THE DATA =
— Begin —

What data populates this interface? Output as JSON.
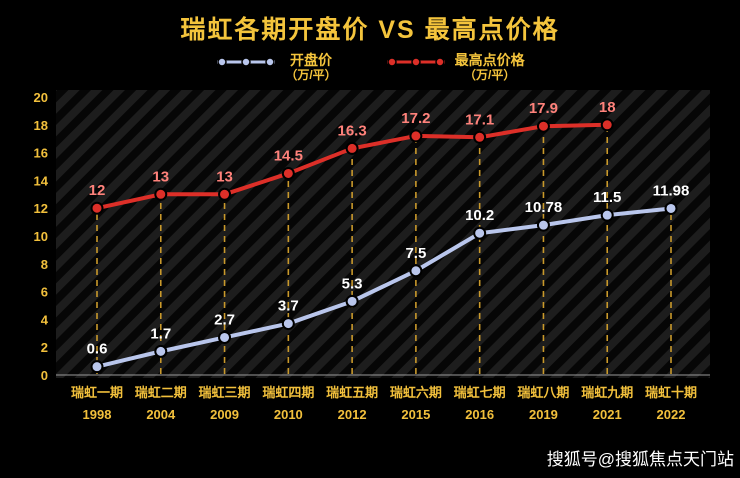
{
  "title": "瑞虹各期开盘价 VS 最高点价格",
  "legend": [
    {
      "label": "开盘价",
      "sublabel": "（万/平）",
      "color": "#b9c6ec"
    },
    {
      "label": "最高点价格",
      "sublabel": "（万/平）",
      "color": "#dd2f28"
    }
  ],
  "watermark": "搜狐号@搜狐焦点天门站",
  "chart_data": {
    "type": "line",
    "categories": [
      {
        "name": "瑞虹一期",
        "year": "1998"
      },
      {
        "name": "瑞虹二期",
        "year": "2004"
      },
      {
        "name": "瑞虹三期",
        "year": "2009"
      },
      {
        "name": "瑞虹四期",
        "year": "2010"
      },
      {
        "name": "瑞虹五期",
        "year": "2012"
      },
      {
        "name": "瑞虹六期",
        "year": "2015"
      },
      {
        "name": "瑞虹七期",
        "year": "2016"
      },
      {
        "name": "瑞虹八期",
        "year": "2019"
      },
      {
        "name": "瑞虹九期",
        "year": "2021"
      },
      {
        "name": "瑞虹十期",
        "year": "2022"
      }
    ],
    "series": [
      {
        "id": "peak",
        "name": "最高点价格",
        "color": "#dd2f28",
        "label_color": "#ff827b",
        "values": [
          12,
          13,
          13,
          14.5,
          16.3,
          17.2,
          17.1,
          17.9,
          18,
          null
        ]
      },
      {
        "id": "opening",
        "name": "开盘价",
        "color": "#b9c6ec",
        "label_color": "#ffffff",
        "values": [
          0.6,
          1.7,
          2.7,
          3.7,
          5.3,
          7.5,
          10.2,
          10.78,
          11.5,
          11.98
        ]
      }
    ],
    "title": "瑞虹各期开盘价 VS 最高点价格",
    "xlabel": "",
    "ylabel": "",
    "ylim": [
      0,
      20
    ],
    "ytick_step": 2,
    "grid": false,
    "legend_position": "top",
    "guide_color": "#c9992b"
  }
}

— End —
— Begin —

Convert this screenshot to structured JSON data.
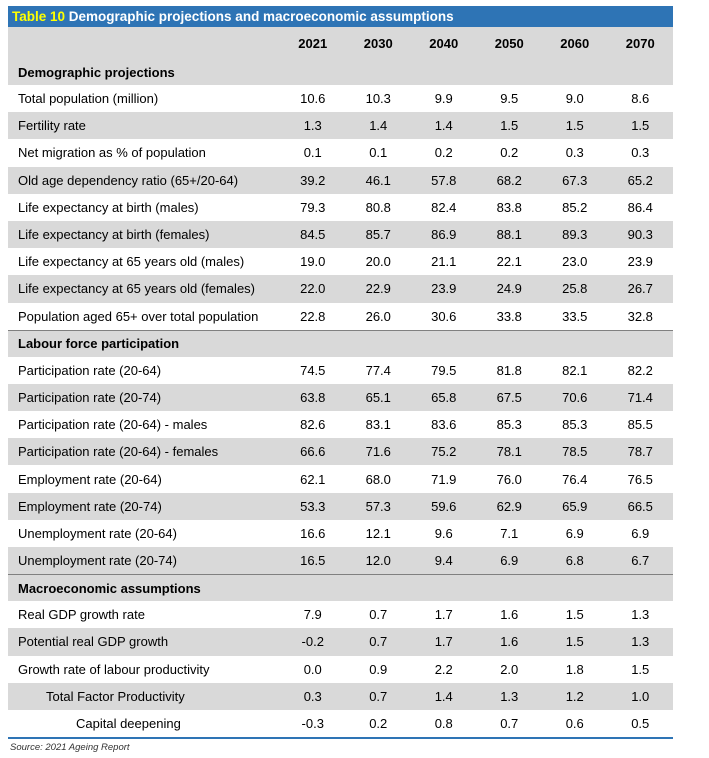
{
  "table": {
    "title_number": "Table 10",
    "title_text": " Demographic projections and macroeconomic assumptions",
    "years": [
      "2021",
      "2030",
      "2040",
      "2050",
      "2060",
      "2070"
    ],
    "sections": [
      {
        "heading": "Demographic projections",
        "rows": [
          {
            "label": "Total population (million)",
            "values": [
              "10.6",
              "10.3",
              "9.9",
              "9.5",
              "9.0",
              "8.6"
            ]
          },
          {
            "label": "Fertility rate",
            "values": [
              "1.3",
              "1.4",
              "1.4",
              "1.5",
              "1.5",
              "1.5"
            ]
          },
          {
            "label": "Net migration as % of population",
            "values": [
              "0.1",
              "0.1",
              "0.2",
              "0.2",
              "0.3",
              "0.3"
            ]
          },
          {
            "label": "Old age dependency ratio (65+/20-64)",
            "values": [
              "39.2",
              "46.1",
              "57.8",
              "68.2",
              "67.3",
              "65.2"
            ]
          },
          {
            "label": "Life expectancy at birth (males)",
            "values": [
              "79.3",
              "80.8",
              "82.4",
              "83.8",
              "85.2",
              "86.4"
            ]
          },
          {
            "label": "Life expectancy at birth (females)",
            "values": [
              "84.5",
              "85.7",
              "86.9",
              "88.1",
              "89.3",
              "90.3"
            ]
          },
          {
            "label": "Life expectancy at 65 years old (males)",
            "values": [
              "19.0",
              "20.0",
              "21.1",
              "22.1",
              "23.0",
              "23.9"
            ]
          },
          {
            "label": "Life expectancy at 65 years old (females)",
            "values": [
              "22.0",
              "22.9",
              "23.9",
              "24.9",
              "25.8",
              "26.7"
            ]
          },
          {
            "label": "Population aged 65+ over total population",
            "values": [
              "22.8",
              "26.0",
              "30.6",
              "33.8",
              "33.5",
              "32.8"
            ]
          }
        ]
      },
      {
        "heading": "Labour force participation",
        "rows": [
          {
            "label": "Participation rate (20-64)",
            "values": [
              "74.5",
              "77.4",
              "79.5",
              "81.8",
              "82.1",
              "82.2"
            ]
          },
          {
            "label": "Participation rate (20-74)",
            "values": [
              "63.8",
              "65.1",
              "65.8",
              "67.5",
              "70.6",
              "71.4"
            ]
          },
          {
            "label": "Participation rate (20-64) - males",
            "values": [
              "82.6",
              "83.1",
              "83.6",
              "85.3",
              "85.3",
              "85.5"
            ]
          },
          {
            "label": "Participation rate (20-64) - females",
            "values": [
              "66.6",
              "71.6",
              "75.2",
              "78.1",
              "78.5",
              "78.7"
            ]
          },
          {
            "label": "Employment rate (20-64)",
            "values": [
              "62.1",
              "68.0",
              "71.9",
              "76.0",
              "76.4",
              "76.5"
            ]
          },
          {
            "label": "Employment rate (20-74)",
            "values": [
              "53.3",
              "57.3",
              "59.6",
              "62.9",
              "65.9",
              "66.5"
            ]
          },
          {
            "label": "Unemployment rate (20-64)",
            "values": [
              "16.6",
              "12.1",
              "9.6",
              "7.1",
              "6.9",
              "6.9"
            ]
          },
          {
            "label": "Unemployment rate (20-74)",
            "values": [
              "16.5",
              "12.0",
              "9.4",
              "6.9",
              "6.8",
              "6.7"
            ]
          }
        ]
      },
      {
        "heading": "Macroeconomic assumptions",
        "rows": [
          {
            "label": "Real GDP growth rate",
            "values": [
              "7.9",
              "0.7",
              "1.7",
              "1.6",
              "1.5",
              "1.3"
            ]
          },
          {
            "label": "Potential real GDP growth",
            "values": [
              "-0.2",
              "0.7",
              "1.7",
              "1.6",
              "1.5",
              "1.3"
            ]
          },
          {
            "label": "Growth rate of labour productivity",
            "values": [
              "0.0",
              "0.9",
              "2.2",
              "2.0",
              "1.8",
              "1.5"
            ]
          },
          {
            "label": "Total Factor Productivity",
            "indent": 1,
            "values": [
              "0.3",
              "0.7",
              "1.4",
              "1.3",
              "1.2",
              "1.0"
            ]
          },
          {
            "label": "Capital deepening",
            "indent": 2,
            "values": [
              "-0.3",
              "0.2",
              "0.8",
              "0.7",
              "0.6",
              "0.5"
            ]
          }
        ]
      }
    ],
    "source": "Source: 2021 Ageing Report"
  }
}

— End —

INSTRUCTION =
Scan the lines for the string "heading". Pick out every line that has it.

EXERCISE SOLUTION =
        "heading": "Demographic projections",
        "heading": "Labour force participation",
        "heading": "Macroeconomic assumptions",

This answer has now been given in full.